### Brief
Extract every line of the data below and copy each one character for character, leaving out the pictures.

Entries from a dataset
+++++

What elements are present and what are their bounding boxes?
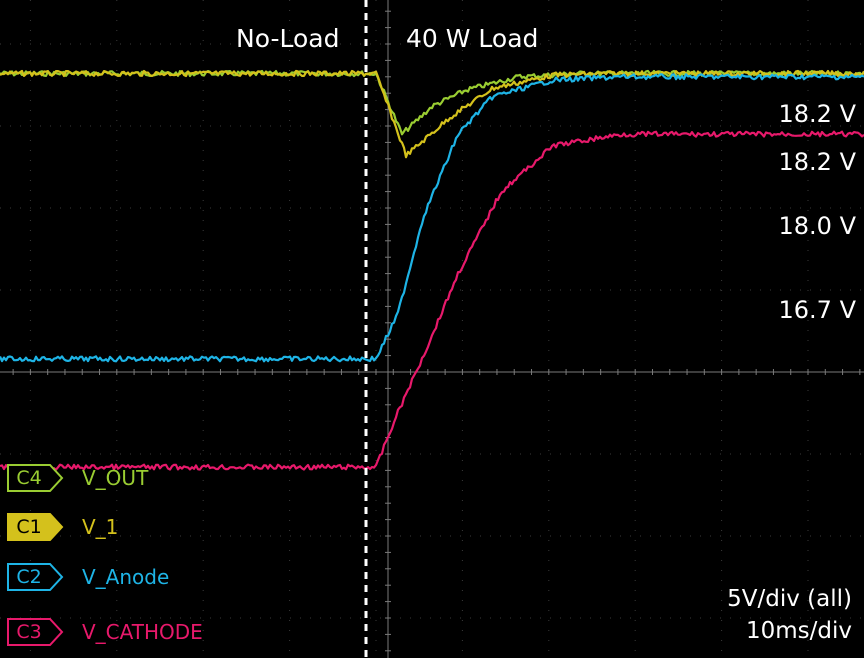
no-load-label: No-Load	[236, 24, 340, 53]
channel-tag-c2[interactable]: C2	[6, 562, 66, 592]
legend-name: V_OUT	[82, 466, 149, 490]
v-anode-value: 18.0 V	[778, 212, 856, 240]
trace-v-cathode	[0, 130, 864, 471]
channel-tag-c3[interactable]: C3	[6, 617, 66, 647]
channel-tag-c1[interactable]: C1	[6, 512, 66, 542]
legend-name: V_CATHODE	[82, 620, 203, 644]
load-label: 40 W Load	[406, 24, 539, 53]
channel-tag-shape	[7, 618, 64, 646]
legend-entry-c2[interactable]: C2 V_Anode	[6, 562, 169, 592]
time-scale-label: 10ms/div	[745, 618, 852, 644]
trace-v-out	[0, 69, 864, 136]
v-out-value: 18.2 V	[778, 100, 856, 128]
vertical-scale-label: 5V/div (all)	[727, 586, 852, 612]
legend-entry-c3[interactable]: C3 V_CATHODE	[6, 617, 203, 647]
v-1-value: 18.2 V	[778, 148, 856, 176]
legend-name: V_Anode	[82, 565, 170, 589]
channel-tag-shape	[7, 513, 64, 541]
traces	[0, 69, 864, 471]
legend-name: V_1	[82, 515, 119, 539]
channel-tag-c4[interactable]: C4	[6, 463, 66, 493]
channel-tag-shape	[7, 464, 64, 492]
v-cathode-value: 16.7 V	[778, 296, 856, 324]
trace-v-1	[0, 69, 864, 159]
legend-entry-c4[interactable]: C4 V_OUT	[6, 463, 148, 493]
channel-tag-shape	[7, 563, 64, 591]
trace-v-anode	[0, 73, 864, 363]
legend-entry-c1[interactable]: C1 V_1	[6, 512, 118, 542]
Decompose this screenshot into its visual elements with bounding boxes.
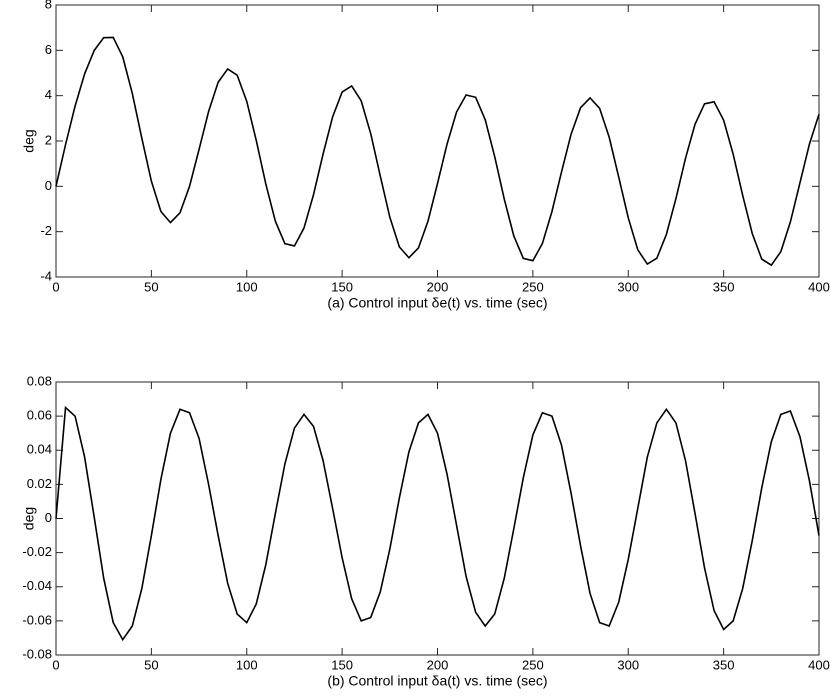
x-tick-label: 0 (52, 279, 59, 294)
axes-box (55, 4, 820, 278)
y-axis-label: deg (21, 507, 37, 530)
x-tick-label: 150 (331, 657, 353, 672)
x-axis-label: (a) Control input δe(t) vs. time (sec) (327, 295, 547, 311)
x-tick-label: 100 (236, 279, 258, 294)
x-tick-label: 200 (427, 657, 449, 672)
y-tick-label: 0.06 (27, 408, 52, 423)
y-tick-label: 6 (45, 42, 52, 57)
y-tick-label: -0.04 (22, 578, 52, 593)
y-tick-label: 0.02 (27, 476, 52, 491)
y-tick-label: -0.08 (22, 646, 52, 661)
y-tick-label: 0.08 (27, 373, 52, 388)
y-tick-label: 0 (45, 510, 52, 525)
y-tick-label: -4 (40, 268, 52, 283)
y-tick-label: 2 (45, 132, 52, 147)
y-tick-label: -2 (40, 223, 52, 238)
x-tick-label: 50 (144, 657, 158, 672)
x-tick-label: 100 (236, 657, 258, 672)
y-tick-label: 4 (45, 87, 52, 102)
data-line (55, 405, 820, 642)
x-tick-label: 50 (144, 279, 158, 294)
x-axis-label: (b) Control input δa(t) vs. time (sec) (327, 673, 547, 689)
y-tick-label: -0.06 (22, 612, 52, 627)
x-tick-label: 200 (427, 279, 449, 294)
y-axis-label: deg (21, 129, 37, 152)
y-tick-label: -0.02 (22, 544, 52, 559)
x-tick-label: 250 (522, 279, 544, 294)
y-tick-label: 0 (45, 178, 52, 193)
y-tick-label: 8 (45, 0, 52, 11)
x-tick-label: 350 (713, 279, 735, 294)
x-tick-label: 400 (808, 657, 830, 672)
x-tick-label: 400 (808, 279, 830, 294)
axes-box (55, 381, 820, 656)
data-line (55, 36, 820, 267)
x-tick-label: 350 (713, 657, 735, 672)
x-tick-label: 300 (617, 657, 639, 672)
x-tick-label: 300 (617, 279, 639, 294)
y-tick-label: 0.04 (27, 442, 52, 457)
x-tick-label: 150 (331, 279, 353, 294)
x-tick-label: 250 (522, 657, 544, 672)
x-tick-label: 0 (52, 657, 59, 672)
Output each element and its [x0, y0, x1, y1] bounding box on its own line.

+++++

### Output below
What elements are present and what are their bounding boxes?
no-load-label: No-Load	[236, 24, 340, 53]
channel-tag-c2[interactable]: C2	[6, 562, 66, 592]
legend-name: V_OUT	[82, 466, 149, 490]
v-anode-value: 18.0 V	[778, 212, 856, 240]
trace-v-cathode	[0, 130, 864, 471]
channel-tag-c3[interactable]: C3	[6, 617, 66, 647]
channel-tag-c1[interactable]: C1	[6, 512, 66, 542]
legend-name: V_CATHODE	[82, 620, 203, 644]
load-label: 40 W Load	[406, 24, 539, 53]
channel-tag-shape	[7, 618, 64, 646]
legend-entry-c2[interactable]: C2 V_Anode	[6, 562, 169, 592]
time-scale-label: 10ms/div	[745, 618, 852, 644]
trace-v-out	[0, 69, 864, 136]
v-out-value: 18.2 V	[778, 100, 856, 128]
vertical-scale-label: 5V/div (all)	[727, 586, 852, 612]
legend-entry-c3[interactable]: C3 V_CATHODE	[6, 617, 203, 647]
v-1-value: 18.2 V	[778, 148, 856, 176]
legend-name: V_Anode	[82, 565, 170, 589]
channel-tag-shape	[7, 513, 64, 541]
traces	[0, 69, 864, 471]
legend-name: V_1	[82, 515, 119, 539]
channel-tag-c4[interactable]: C4	[6, 463, 66, 493]
channel-tag-shape	[7, 464, 64, 492]
v-cathode-value: 16.7 V	[778, 296, 856, 324]
trace-v-1	[0, 69, 864, 159]
legend-entry-c4[interactable]: C4 V_OUT	[6, 463, 148, 493]
channel-tag-shape	[7, 563, 64, 591]
trace-v-anode	[0, 73, 864, 363]
legend-entry-c1[interactable]: C1 V_1	[6, 512, 118, 542]
Decompose this screenshot into its visual elements with bounding boxes.
x-tick-label: 0 (52, 279, 59, 294)
axes-box (55, 4, 820, 278)
y-axis-label: deg (21, 507, 37, 530)
x-tick-label: 150 (331, 657, 353, 672)
x-axis-label: (a) Control input δe(t) vs. time (sec) (327, 295, 547, 311)
x-tick-label: 100 (236, 279, 258, 294)
x-tick-label: 200 (427, 657, 449, 672)
y-tick-label: 0.06 (27, 408, 52, 423)
y-tick-label: 6 (45, 42, 52, 57)
y-tick-label: -0.04 (22, 578, 52, 593)
y-tick-label: 0.02 (27, 476, 52, 491)
y-tick-label: -0.08 (22, 646, 52, 661)
y-tick-label: 0.08 (27, 373, 52, 388)
y-tick-label: 0 (45, 510, 52, 525)
y-tick-label: -4 (40, 268, 52, 283)
y-tick-label: 2 (45, 132, 52, 147)
y-tick-label: -2 (40, 223, 52, 238)
x-tick-label: 50 (144, 657, 158, 672)
x-tick-label: 100 (236, 657, 258, 672)
y-tick-label: 4 (45, 87, 52, 102)
data-line (55, 405, 820, 642)
x-tick-label: 50 (144, 279, 158, 294)
x-axis-label: (b) Control input δa(t) vs. time (sec) (327, 673, 547, 689)
y-tick-label: -0.06 (22, 612, 52, 627)
x-tick-label: 200 (427, 279, 449, 294)
y-axis-label: deg (21, 129, 37, 152)
y-tick-label: -0.02 (22, 544, 52, 559)
x-tick-label: 250 (522, 279, 544, 294)
y-tick-label: 0 (45, 178, 52, 193)
y-tick-label: 8 (45, 0, 52, 11)
x-tick-label: 350 (713, 279, 735, 294)
x-tick-label: 400 (808, 657, 830, 672)
x-tick-label: 400 (808, 279, 830, 294)
axes-box (55, 381, 820, 656)
data-line (55, 36, 820, 267)
x-tick-label: 350 (713, 657, 735, 672)
x-tick-label: 300 (617, 657, 639, 672)
x-tick-label: 300 (617, 279, 639, 294)
y-tick-label: 0.04 (27, 442, 52, 457)
x-tick-label: 150 (331, 279, 353, 294)
x-tick-label: 250 (522, 657, 544, 672)
x-tick-label: 0 (52, 657, 59, 672)
Output each element and its [x0, y0, x1, y1] bounding box on its own line.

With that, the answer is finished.